> **EXERCISE DESCRIPTION**
Repeat all of the records verbatim.

> **RECORDS TO PROCESS**
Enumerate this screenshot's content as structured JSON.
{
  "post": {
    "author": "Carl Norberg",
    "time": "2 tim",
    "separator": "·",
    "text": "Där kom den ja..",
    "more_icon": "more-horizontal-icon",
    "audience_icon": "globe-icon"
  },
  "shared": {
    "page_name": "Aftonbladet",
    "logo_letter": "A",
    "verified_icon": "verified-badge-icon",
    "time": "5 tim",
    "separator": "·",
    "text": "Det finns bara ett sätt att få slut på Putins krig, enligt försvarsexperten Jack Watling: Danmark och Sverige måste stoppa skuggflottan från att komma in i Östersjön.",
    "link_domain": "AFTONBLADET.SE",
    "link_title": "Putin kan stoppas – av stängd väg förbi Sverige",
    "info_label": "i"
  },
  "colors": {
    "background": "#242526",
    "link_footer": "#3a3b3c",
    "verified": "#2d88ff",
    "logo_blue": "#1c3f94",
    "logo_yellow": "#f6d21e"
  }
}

> **FINAL RESULT**
Enumerate this screenshot's content as structured JSON.
{
  "post": {
    "author": "Carl Norberg",
    "time": "2 tim",
    "separator": "·",
    "text": "Där kom den ja..",
    "more_icon": "more-horizontal-icon",
    "audience_icon": "globe-icon"
  },
  "shared": {
    "page_name": "Aftonbladet",
    "logo_letter": "A",
    "verified_icon": "verified-badge-icon",
    "time": "5 tim",
    "separator": "·",
    "text": "Det finns bara ett sätt att få slut på Putins krig, enligt försvarsexperten Jack Watling: Danmark och Sverige måste stoppa skuggflottan från att komma in i Östersjön.",
    "link_domain": "AFTONBLADET.SE",
    "link_title": "Putin kan stoppas – av stängd väg förbi Sverige",
    "info_label": "i"
  },
  "colors": {
    "background": "#242526",
    "link_footer": "#3a3b3c",
    "verified": "#2d88ff",
    "logo_blue": "#1c3f94",
    "logo_yellow": "#f6d21e"
  }
}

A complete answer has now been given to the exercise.